• [Schriftliche Aufgabe]
Können Sie im gesamten Material „Liquid B“ durch „Liquid C“ ersetzen und alle Zeilen sonst unverändert wiedergeben?

• [Bereitgestellte Daten]
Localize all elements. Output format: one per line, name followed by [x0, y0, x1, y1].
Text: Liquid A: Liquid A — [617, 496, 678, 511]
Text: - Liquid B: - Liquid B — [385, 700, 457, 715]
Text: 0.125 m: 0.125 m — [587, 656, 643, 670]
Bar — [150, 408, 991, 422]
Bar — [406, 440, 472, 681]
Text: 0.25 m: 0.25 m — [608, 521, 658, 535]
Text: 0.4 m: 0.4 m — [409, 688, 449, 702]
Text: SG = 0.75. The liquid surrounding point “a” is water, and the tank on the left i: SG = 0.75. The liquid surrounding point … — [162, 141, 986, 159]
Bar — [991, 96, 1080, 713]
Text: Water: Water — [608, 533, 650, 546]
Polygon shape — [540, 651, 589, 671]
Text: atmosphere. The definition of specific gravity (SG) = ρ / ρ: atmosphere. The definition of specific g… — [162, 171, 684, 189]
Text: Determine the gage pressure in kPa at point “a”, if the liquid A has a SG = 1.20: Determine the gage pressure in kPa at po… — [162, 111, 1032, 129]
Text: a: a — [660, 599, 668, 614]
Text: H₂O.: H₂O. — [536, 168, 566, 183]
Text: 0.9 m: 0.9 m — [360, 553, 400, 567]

• [Korrekte Ausgabe]
Localize all elements. Output format: one per line, name followed by [x0, y0, x1, y1].
Text: Liquid A: Liquid A — [617, 496, 678, 511]
Text: - Liquid C: - Liquid C — [385, 700, 457, 715]
Text: 0.125 m: 0.125 m — [587, 656, 643, 670]
Bar — [150, 408, 991, 422]
Bar — [406, 440, 472, 681]
Text: 0.25 m: 0.25 m — [608, 521, 658, 535]
Text: 0.4 m: 0.4 m — [409, 688, 449, 702]
Text: SG = 0.75. The liquid surrounding point “a” is water, and the tank on the left i: SG = 0.75. The liquid surrounding point … — [162, 141, 986, 159]
Bar — [991, 96, 1080, 713]
Text: Water: Water — [608, 533, 650, 546]
Polygon shape — [540, 651, 589, 671]
Text: atmosphere. The definition of specific gravity (SG) = ρ / ρ: atmosphere. The definition of specific g… — [162, 171, 684, 189]
Text: Determine the gage pressure in kPa at point “a”, if the liquid A has a SG = 1.20: Determine the gage pressure in kPa at po… — [162, 111, 1032, 129]
Text: a: a — [660, 599, 668, 614]
Text: H₂O.: H₂O. — [536, 168, 566, 183]
Text: 0.9 m: 0.9 m — [360, 553, 400, 567]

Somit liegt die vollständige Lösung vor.